> GIVEN REQUEST
Look through the records below and collect all lines that hold the string "Torx".

> SUPPLIED INFORMATION
-- START --
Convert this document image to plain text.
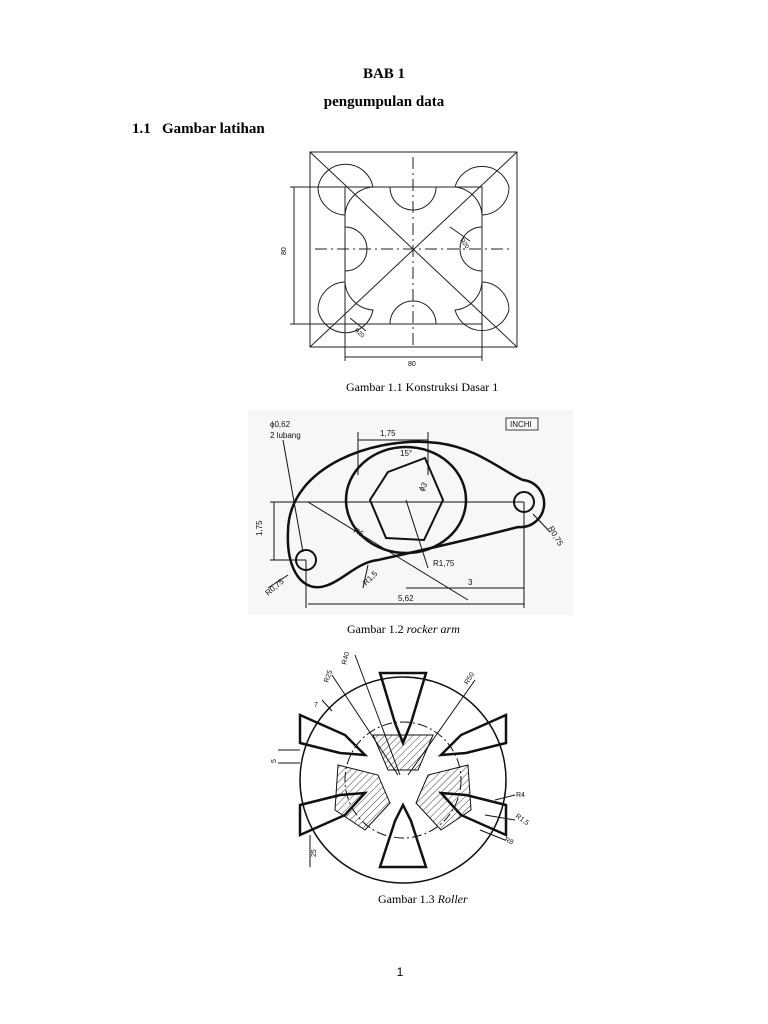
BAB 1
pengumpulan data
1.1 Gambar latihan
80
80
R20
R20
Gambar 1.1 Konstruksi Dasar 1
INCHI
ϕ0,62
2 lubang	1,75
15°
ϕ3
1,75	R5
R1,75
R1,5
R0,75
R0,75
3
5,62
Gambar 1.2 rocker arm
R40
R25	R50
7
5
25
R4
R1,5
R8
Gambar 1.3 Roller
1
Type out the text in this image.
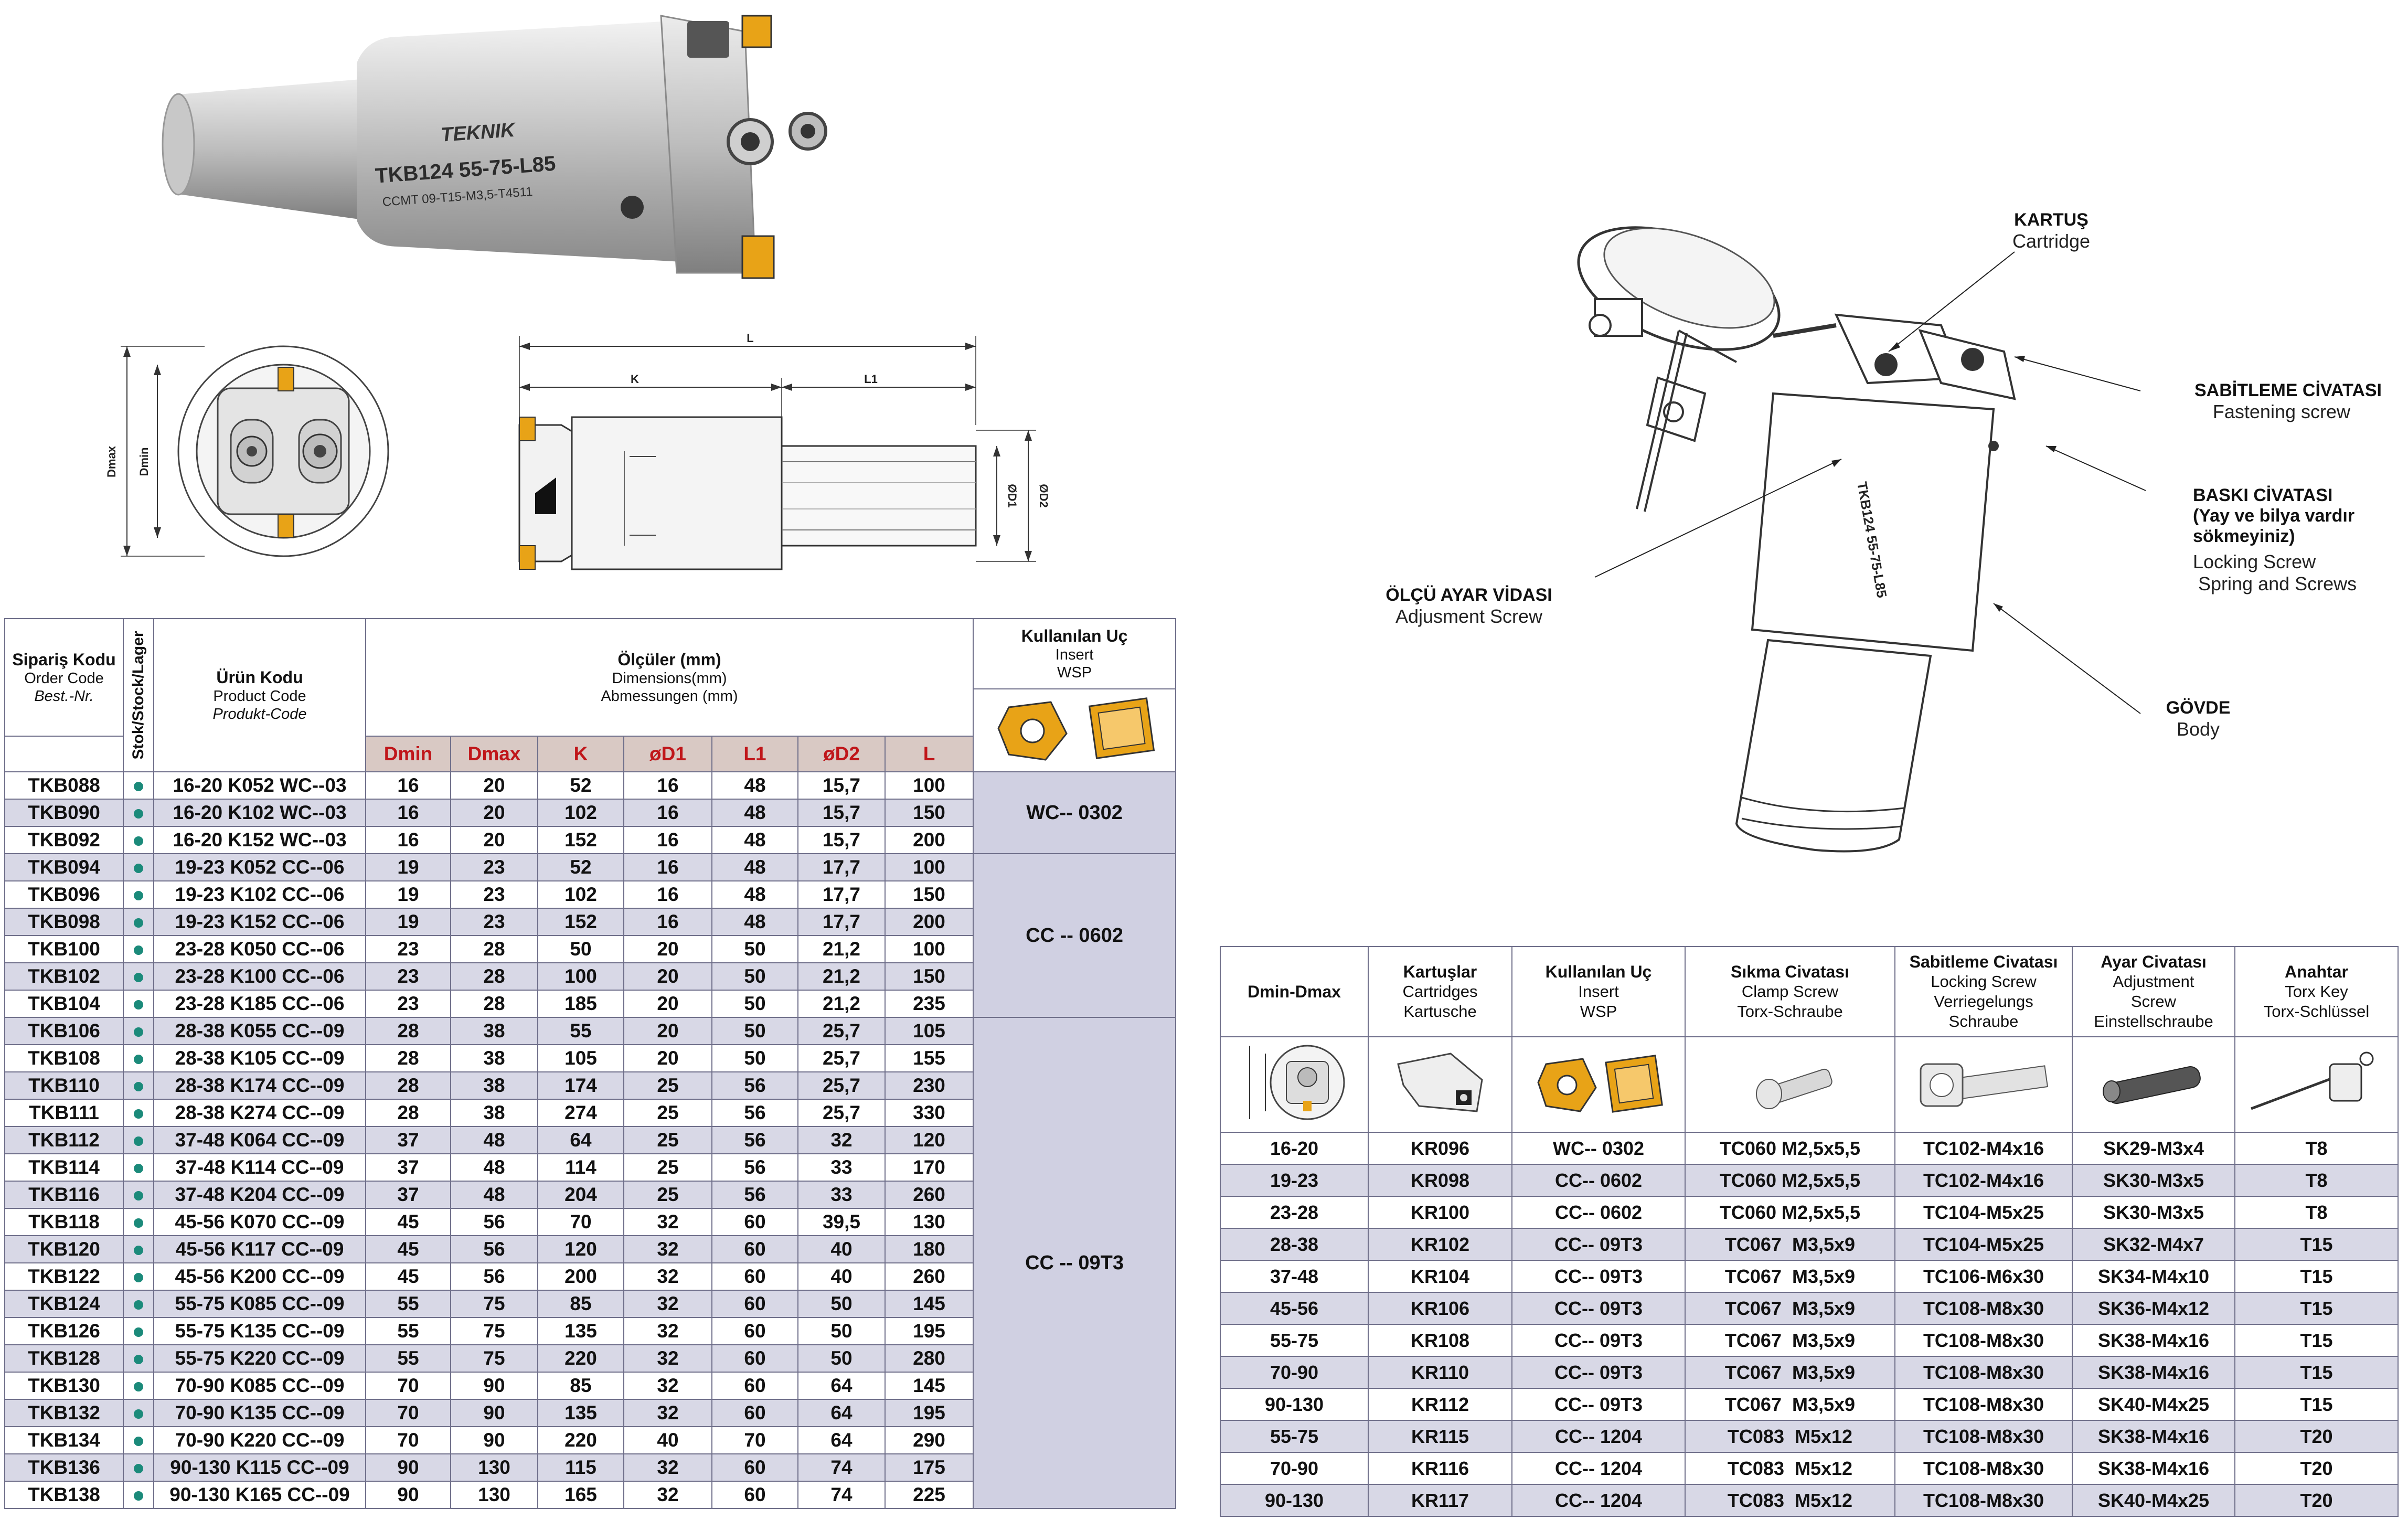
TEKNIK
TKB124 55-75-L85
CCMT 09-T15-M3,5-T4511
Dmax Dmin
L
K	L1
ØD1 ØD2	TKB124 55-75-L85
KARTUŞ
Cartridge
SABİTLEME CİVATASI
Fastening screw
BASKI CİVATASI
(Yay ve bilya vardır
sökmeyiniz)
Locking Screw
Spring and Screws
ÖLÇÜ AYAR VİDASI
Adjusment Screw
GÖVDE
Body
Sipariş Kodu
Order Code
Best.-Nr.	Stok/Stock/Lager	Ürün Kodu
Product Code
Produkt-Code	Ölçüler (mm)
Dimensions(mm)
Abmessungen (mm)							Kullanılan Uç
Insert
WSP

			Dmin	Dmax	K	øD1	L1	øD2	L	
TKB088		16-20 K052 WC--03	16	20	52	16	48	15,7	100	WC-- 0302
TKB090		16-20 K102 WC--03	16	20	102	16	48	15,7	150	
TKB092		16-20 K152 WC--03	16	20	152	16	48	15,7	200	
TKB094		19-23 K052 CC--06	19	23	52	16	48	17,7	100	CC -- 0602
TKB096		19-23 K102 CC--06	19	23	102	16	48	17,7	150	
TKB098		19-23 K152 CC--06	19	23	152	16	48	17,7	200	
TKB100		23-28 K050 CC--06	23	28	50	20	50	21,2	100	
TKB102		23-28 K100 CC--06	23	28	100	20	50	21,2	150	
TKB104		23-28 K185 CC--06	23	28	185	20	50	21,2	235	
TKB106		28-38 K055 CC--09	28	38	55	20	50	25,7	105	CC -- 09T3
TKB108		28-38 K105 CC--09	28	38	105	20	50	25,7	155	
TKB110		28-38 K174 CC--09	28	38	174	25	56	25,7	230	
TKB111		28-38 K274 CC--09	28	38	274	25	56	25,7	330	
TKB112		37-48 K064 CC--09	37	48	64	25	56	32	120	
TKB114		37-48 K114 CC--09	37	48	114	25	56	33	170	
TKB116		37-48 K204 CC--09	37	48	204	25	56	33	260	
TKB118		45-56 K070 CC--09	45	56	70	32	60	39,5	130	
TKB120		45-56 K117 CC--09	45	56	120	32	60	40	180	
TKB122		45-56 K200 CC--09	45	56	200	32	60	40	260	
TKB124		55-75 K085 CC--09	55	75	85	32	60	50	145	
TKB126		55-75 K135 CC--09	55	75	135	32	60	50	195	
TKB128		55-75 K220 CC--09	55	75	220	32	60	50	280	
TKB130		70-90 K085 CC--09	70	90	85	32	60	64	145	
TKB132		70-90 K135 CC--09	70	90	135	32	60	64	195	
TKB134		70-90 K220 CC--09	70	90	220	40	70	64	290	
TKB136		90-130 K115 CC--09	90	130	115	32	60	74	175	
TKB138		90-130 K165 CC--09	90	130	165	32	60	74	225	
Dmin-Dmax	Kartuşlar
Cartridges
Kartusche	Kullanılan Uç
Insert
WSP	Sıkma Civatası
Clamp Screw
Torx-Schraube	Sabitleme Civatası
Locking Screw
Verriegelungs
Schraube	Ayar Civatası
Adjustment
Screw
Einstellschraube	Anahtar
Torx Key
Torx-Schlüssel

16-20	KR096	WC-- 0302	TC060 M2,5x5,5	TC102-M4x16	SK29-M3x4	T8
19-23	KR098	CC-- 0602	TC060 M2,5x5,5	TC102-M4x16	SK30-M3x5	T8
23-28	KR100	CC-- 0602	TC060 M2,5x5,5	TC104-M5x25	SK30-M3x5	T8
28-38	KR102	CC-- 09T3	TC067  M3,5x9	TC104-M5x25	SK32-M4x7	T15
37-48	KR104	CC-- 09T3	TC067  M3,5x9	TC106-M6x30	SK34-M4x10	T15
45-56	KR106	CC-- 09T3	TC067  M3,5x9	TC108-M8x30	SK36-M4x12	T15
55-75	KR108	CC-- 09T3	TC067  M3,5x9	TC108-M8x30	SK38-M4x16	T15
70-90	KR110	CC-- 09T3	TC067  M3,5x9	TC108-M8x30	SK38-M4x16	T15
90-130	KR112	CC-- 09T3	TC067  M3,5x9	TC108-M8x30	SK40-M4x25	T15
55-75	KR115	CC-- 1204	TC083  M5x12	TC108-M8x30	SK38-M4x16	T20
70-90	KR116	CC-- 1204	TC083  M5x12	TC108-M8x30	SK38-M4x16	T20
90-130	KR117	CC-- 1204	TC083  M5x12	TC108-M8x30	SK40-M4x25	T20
-- END --
> TASK RESULT
Torx-Schraube	Sabitleme Civatası
Torx Key
Torx-Schlüssel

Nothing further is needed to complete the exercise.